GIVEN INSTRUCTION
Write the records below out again exactly as given, with no images.

---- EXCERPTED DATA

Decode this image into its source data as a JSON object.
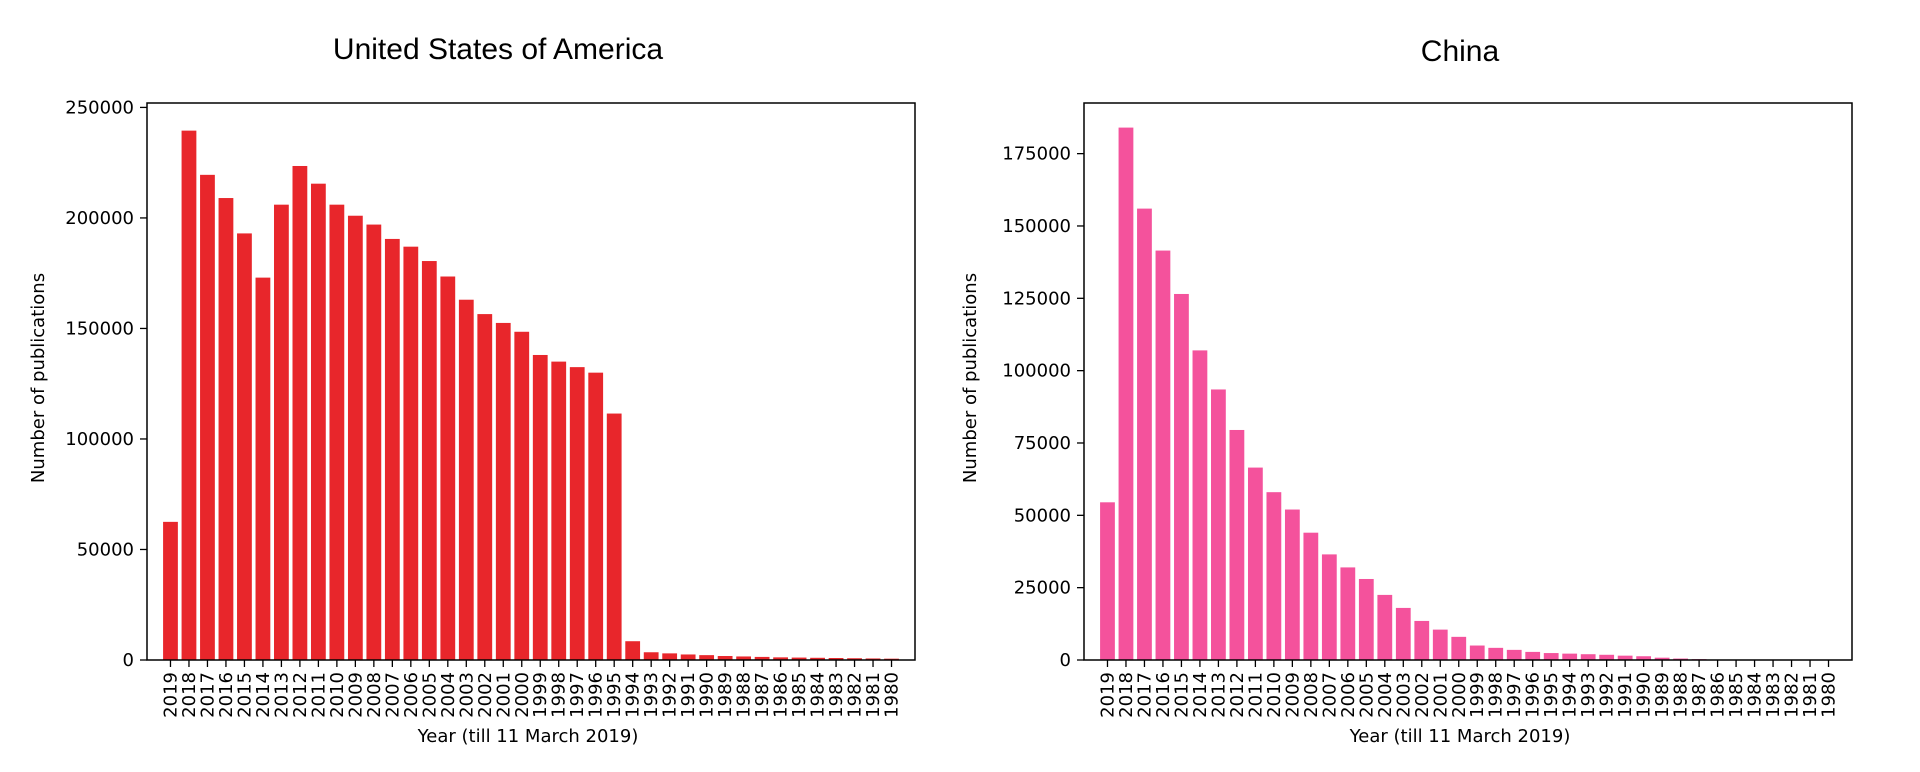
{
  "chart_data": [
    {
      "type": "bar",
      "title": "United States of America",
      "xlabel": "Year (till 11 March 2019)",
      "ylabel": "Number of publications",
      "color": "#e8262b",
      "ylim": [
        0,
        252000
      ],
      "yticks": [
        0,
        50000,
        100000,
        150000,
        200000,
        250000
      ],
      "grid": false,
      "categories": [
        "2019",
        "2018",
        "2017",
        "2016",
        "2015",
        "2014",
        "2013",
        "2012",
        "2011",
        "2010",
        "2009",
        "2008",
        "2007",
        "2006",
        "2005",
        "2004",
        "2003",
        "2002",
        "2001",
        "2000",
        "1999",
        "1998",
        "1997",
        "1996",
        "1995",
        "1994",
        "1993",
        "1992",
        "1991",
        "1990",
        "1989",
        "1988",
        "1987",
        "1986",
        "1985",
        "1984",
        "1983",
        "1982",
        "1981",
        "1980"
      ],
      "values": [
        62500,
        239500,
        219500,
        209000,
        193000,
        173000,
        206000,
        223500,
        215500,
        206000,
        201000,
        197000,
        190500,
        187000,
        180500,
        173500,
        163000,
        156500,
        152500,
        148500,
        138000,
        135000,
        132500,
        130000,
        111500,
        8500,
        3500,
        3000,
        2500,
        2200,
        1800,
        1600,
        1400,
        1200,
        1100,
        1000,
        900,
        800,
        700,
        600
      ]
    },
    {
      "type": "bar",
      "title": "China",
      "xlabel": "Year (till 11 March 2019)",
      "ylabel": "Number of publications",
      "color": "#f4529c",
      "ylim": [
        0,
        192500
      ],
      "yticks": [
        0,
        25000,
        50000,
        75000,
        100000,
        125000,
        150000,
        175000
      ],
      "grid": false,
      "categories": [
        "2019",
        "2018",
        "2017",
        "2016",
        "2015",
        "2014",
        "2013",
        "2012",
        "2011",
        "2010",
        "2009",
        "2008",
        "2007",
        "2006",
        "2005",
        "2004",
        "2003",
        "2002",
        "2001",
        "2000",
        "1999",
        "1998",
        "1997",
        "1996",
        "1995",
        "1994",
        "1993",
        "1992",
        "1991",
        "1990",
        "1989",
        "1988",
        "1987",
        "1986",
        "1985",
        "1984",
        "1983",
        "1982",
        "1981",
        "1980"
      ],
      "values": [
        54500,
        184000,
        156000,
        141500,
        126500,
        107000,
        93500,
        79500,
        66500,
        58000,
        52000,
        44000,
        36500,
        32000,
        28000,
        22500,
        18000,
        13500,
        10500,
        8000,
        5000,
        4200,
        3500,
        2800,
        2400,
        2200,
        2000,
        1800,
        1500,
        1300,
        800,
        500,
        300,
        150,
        100,
        80,
        60,
        40,
        30,
        20
      ]
    }
  ]
}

--------

SOLUTION TO THE EXERCISE
Decode this image into its source data as a JSON object.
{
  "chart_data": [
    {
      "type": "bar",
      "title": "United States of America",
      "xlabel": "Year (till 11 March 2019)",
      "ylabel": "Number of publications",
      "color": "#e8262b",
      "ylim": [
        0,
        252000
      ],
      "yticks": [
        0,
        50000,
        100000,
        150000,
        200000,
        250000
      ],
      "grid": false,
      "categories": [
        "2019",
        "2018",
        "2017",
        "2016",
        "2015",
        "2014",
        "2013",
        "2012",
        "2011",
        "2010",
        "2009",
        "2008",
        "2007",
        "2006",
        "2005",
        "2004",
        "2003",
        "2002",
        "2001",
        "2000",
        "1999",
        "1998",
        "1997",
        "1996",
        "1995",
        "1994",
        "1993",
        "1992",
        "1991",
        "1990",
        "1989",
        "1988",
        "1987",
        "1986",
        "1985",
        "1984",
        "1983",
        "1982",
        "1981",
        "1980"
      ],
      "values": [
        62500,
        239500,
        219500,
        209000,
        193000,
        173000,
        206000,
        223500,
        215500,
        206000,
        201000,
        197000,
        190500,
        187000,
        180500,
        173500,
        163000,
        156500,
        152500,
        148500,
        138000,
        135000,
        132500,
        130000,
        111500,
        8500,
        3500,
        3000,
        2500,
        2200,
        1800,
        1600,
        1400,
        1200,
        1100,
        1000,
        900,
        800,
        700,
        600
      ]
    },
    {
      "type": "bar",
      "title": "China",
      "xlabel": "Year (till 11 March 2019)",
      "ylabel": "Number of publications",
      "color": "#f4529c",
      "ylim": [
        0,
        192500
      ],
      "yticks": [
        0,
        25000,
        50000,
        75000,
        100000,
        125000,
        150000,
        175000
      ],
      "grid": false,
      "categories": [
        "2019",
        "2018",
        "2017",
        "2016",
        "2015",
        "2014",
        "2013",
        "2012",
        "2011",
        "2010",
        "2009",
        "2008",
        "2007",
        "2006",
        "2005",
        "2004",
        "2003",
        "2002",
        "2001",
        "2000",
        "1999",
        "1998",
        "1997",
        "1996",
        "1995",
        "1994",
        "1993",
        "1992",
        "1991",
        "1990",
        "1989",
        "1988",
        "1987",
        "1986",
        "1985",
        "1984",
        "1983",
        "1982",
        "1981",
        "1980"
      ],
      "values": [
        54500,
        184000,
        156000,
        141500,
        126500,
        107000,
        93500,
        79500,
        66500,
        58000,
        52000,
        44000,
        36500,
        32000,
        28000,
        22500,
        18000,
        13500,
        10500,
        8000,
        5000,
        4200,
        3500,
        2800,
        2400,
        2200,
        2000,
        1800,
        1500,
        1300,
        800,
        500,
        300,
        150,
        100,
        80,
        60,
        40,
        30,
        20
      ]
    }
  ]
}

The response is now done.